--- Start of Data supplied ---

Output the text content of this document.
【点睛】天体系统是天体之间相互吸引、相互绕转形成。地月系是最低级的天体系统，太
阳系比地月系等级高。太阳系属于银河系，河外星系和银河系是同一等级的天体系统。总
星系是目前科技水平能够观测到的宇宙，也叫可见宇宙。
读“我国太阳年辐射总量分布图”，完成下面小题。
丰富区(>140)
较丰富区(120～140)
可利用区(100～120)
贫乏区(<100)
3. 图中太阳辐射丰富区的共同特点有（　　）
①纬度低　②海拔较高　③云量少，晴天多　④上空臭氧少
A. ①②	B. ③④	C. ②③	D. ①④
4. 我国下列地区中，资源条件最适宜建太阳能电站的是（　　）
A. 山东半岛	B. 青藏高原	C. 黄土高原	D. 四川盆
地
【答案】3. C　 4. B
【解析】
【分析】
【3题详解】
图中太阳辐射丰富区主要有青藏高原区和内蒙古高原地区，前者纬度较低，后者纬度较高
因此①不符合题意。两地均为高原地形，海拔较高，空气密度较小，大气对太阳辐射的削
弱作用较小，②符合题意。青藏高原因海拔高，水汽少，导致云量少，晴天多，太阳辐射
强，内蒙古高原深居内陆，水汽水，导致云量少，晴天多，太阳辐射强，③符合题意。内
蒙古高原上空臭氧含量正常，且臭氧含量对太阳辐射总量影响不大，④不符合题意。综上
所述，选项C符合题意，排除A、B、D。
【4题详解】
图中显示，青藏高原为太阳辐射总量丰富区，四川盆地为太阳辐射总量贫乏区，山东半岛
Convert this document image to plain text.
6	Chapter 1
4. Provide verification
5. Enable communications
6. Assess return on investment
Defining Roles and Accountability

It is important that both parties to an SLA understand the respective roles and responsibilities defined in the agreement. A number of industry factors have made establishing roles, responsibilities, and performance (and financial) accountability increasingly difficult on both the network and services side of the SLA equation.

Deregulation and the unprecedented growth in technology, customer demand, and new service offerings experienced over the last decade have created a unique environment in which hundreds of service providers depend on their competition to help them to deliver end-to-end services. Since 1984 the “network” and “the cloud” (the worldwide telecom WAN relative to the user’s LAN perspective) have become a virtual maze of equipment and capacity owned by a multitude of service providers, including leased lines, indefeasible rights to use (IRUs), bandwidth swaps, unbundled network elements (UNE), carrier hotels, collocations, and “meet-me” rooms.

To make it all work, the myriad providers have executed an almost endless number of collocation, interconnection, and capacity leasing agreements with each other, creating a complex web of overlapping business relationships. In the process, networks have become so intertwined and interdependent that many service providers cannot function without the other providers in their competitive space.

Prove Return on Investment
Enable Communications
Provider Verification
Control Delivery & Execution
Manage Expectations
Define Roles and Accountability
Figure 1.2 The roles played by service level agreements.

--- End of Data supplied ---

Your objective. Count the lines of the material that include the word "导致云量少", then state only the total.

Answer to this task. 2